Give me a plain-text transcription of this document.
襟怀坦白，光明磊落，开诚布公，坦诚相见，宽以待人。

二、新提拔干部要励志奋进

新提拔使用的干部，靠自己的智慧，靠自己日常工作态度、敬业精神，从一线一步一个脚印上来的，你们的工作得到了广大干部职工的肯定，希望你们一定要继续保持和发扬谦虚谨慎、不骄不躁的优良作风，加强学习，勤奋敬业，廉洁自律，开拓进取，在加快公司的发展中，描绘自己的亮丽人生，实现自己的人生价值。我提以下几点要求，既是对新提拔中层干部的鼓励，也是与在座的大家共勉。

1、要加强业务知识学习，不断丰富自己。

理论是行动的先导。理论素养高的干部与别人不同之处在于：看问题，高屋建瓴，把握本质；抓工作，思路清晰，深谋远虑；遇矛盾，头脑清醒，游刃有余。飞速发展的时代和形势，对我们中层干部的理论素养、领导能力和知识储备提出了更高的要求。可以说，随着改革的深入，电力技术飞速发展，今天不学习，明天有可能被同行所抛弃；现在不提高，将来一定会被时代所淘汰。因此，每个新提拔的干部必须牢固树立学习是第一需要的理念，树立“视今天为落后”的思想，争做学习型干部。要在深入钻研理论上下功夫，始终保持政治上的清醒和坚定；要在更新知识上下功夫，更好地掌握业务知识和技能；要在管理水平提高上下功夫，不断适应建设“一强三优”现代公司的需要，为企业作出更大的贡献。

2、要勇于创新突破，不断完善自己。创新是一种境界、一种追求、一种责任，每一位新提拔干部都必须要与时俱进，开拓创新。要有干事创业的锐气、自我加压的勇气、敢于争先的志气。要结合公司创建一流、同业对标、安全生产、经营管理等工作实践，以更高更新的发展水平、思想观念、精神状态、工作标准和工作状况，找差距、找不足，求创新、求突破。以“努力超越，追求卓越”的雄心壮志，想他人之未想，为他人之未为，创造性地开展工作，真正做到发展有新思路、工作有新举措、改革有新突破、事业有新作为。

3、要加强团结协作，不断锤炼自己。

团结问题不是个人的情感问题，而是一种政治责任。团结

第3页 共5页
# # #
**Prompt**. Type the material above out again, exactly.

**Task response**.
Give me a plain-text transcription of this document.
襟怀坦白，光明磊落，开诚布公，坦诚相见，宽以待人。

二、新提拔干部要励志奋进

新提拔使用的干部，靠自己的智慧，靠自己日常工作态度、敬业精神，从一线一步一个脚印上来的，你们的工作得到了广大干部职工的肯定，希望你们一定要继续保持和发扬谦虚谨慎、不骄不躁的优良作风，加强学习，勤奋敬业，廉洁自律，开拓进取，在加快公司的发展中，描绘自己的亮丽人生，实现自己的人生价值。我提以下几点要求，既是对新提拔中层干部的鼓励，也是与在座的大家共勉。

1、要加强业务知识学习，不断丰富自己。

理论是行动的先导。理论素养高的干部与别人不同之处在于：看问题，高屋建瓴，把握本质；抓工作，思路清晰，深谋远虑；遇矛盾，头脑清醒，游刃有余。飞速发展的时代和形势，对我们中层干部的理论素养、领导能力和知识储备提出了更高的要求。可以说，随着改革的深入，电力技术飞速发展，今天不学习，明天有可能被同行所抛弃；现在不提高，将来一定会被时代所淘汰。因此，每个新提拔的干部必须牢固树立学习是第一需要的理念，树立“视今天为落后”的思想，争做学习型干部。要在深入钻研理论上下功夫，始终保持政治上的清醒和坚定；要在更新知识上下功夫，更好地掌握业务知识和技能；要在管理水平提高上下功夫，不断适应建设“一强三优”现代公司的需要，为企业作出更大的贡献。

2、要勇于创新突破，不断完善自己。创新是一种境界、一种追求、一种责任，每一位新提拔干部都必须要与时俱进，开拓创新。要有干事创业的锐气、自我加压的勇气、敢于争先的志气。要结合公司创建一流、同业对标、安全生产、经营管理等工作实践，以更高更新的发展水平、思想观念、精神状态、工作标准和工作状况，找差距、找不足，求创新、求突破。以“努力超越，追求卓越”的雄心壮志，想他人之未想，为他人之未为，创造性地开展工作，真正做到发展有新思路、工作有新举措、改革有新突破、事业有新作为。

3、要加强团结协作，不断锤炼自己。

团结问题不是个人的情感问题，而是一种政治责任。团结

第3页 共5页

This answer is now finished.